• _Reading text_:
__________

Sony has locked Jumanji: Open World, the fourth and franchise-closing entry in its $1.6 billion-grossing video-game-portal series, for a Christmas Eve theatrical release on December 24, 2026. The full title was revealed at CinemaCon. Dwayne Johnson, Kevin Hart, Jack Black and Karen Gillan all return. Jake Kasdan, who directed the 2017 and 2019 entries, is back behind the camera. Johnson confirmed at the announcement that the film will close out the rebooted franchise.

The premise, as the studio walked it out at CinemaCon and then confirmed in subsequent trade interviews, finally inverts the franchise. Where the 2017 Welcome to the Jungle and 2019 The Next Level pulled their leads into the game’s world, Open World does the opposite: the chaos spills out. New York City wakes up to a herd of stampeding rhinos. A Las Vegas casino floor goes underwater. The four leads, plus a redrawn version of the Jefferson “Seaplane” McDonough avatar Nick Jonas played in the prior installments, have to jump back into the game to seal the breach.
Johnson, in particular, is shifting registers. His Dr. Smolder Bravestone avatar, central to the franchise’s running gag about awkward heroic posturing, will now be calibrated for what Johnson described in an Instagram preview as “a complete tonal pivot.” Hart, by his own admission to the CinemaCon crowd, gets shorter. Black, by his admission, gets taller. Gillan returns as Ruby Roundhouse and, in a piece of casting Sony is keeping quiet for now, picks up a co-lead arc that the studio has confirmed only as “the longest single-character story” of the trilogy.

The December 24 date locks in the franchise’s Christmas-week launch pattern that has, by Sony’s count, generated roughly $700 million in domestic box office across the prior two installments. Open World will face a rival December 25 launch from Disney’s Wicked: Part 2 and a December 19 release from Warner Bros.’s Frozen 3 — the most crowded Christmas frame for any US studio since 2019.
According to The Direct’s coverage of the announcement, Sony Pictures Group chair Tom Rothman framed Open World as the franchise’s farewell internally, telling Sony’s exhibitor partners the film “closes the loop on the modern Jumanji story.” Johnson’s onstage line from CinemaCon, repeated to the trades over the weekend, was less corporate. “We had a great run. This is the goodbye one.”

__________

• _Data records_:
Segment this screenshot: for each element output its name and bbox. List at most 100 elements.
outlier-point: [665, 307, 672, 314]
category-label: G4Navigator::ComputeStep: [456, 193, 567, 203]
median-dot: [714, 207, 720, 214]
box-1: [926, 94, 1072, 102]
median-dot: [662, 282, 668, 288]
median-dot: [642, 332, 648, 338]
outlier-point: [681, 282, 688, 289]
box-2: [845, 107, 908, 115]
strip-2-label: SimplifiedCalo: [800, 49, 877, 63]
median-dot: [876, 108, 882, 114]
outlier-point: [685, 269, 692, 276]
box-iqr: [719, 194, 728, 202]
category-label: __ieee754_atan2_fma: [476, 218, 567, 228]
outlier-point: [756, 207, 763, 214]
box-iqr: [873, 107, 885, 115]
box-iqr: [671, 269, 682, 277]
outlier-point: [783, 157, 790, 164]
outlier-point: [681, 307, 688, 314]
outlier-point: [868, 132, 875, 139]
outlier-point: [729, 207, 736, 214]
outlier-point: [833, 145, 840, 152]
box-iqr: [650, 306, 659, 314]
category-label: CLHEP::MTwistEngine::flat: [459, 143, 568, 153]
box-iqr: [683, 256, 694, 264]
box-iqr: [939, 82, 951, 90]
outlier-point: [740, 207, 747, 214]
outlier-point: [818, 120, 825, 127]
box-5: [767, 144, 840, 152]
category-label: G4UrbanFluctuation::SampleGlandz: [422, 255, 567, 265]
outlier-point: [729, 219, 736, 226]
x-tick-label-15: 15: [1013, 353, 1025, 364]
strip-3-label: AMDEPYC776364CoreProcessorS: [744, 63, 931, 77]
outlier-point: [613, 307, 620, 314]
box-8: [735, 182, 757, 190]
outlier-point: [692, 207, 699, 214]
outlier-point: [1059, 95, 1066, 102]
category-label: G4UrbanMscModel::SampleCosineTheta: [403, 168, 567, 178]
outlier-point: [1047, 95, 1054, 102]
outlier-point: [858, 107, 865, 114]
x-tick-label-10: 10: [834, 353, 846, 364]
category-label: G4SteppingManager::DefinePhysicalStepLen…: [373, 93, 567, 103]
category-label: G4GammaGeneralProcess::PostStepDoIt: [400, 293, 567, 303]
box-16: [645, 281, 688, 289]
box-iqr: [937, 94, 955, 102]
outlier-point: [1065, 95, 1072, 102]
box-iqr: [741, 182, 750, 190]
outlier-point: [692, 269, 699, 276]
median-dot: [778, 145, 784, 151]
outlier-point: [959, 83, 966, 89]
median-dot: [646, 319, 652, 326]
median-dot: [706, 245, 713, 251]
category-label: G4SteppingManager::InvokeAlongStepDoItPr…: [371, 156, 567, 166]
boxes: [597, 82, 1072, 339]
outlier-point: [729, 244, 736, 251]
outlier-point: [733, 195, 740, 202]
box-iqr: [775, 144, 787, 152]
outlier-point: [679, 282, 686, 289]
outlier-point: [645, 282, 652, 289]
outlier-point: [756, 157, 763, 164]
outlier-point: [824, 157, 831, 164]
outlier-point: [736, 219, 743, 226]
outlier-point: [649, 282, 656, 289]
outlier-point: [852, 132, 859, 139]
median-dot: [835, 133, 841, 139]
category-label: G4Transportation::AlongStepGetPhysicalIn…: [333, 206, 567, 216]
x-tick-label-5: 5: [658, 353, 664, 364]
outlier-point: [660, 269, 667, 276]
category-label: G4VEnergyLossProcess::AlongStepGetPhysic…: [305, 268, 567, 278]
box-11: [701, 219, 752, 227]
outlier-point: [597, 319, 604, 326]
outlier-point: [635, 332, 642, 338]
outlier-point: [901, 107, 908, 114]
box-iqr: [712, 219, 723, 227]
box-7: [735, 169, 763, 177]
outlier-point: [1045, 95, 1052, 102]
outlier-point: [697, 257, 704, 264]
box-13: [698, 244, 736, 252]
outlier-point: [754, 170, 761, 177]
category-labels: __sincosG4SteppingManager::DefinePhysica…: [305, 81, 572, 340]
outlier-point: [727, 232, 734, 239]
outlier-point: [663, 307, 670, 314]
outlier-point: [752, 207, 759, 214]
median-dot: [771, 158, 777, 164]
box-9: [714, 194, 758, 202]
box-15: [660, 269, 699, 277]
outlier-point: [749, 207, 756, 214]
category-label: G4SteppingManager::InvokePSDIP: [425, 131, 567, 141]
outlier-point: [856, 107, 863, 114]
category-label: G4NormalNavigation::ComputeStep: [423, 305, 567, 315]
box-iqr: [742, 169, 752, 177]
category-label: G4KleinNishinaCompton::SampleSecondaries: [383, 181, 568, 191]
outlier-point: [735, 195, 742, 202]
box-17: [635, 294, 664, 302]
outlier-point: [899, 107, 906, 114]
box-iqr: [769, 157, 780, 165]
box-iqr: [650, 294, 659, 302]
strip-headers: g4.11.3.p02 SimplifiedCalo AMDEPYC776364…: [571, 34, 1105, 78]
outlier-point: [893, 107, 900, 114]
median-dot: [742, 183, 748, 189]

__________

• _Task description_: Continue the article about the Jumanji: Open World announcement, picking up after its final sentence.

• _Reply to the task_:
Production wrapped in February in Atlanta and on location in New Zealand. The film is shooting in IMAX 1.43:1 native, which puts it in the same theatrical-spec class as Christopher Nolan’s Odyssey, due the same Christmas. The week’s other family-film story — Joan Cusack returning to the Toy Story 5 premiere for the first red carpet of her in 11 years — sat under the same December-release umbrella Pixar and Sony have both been quietly stacking around the four-day Christmas weekend.
Kasdan, who has spent the better part of three years between Hart’s Lift and the second season of Jury Duty, returned to the Jumanji property in part because Johnson’s negotiated participation depended on it. “He brought us all back the first time,” Hart told MovieWeb’s CinemaCon panel coverage. “It was always going to be him for the last one.” Kasdan has confirmed, but Sony has not yet released, the project’s full original score, written by returning composer Henry Jackman.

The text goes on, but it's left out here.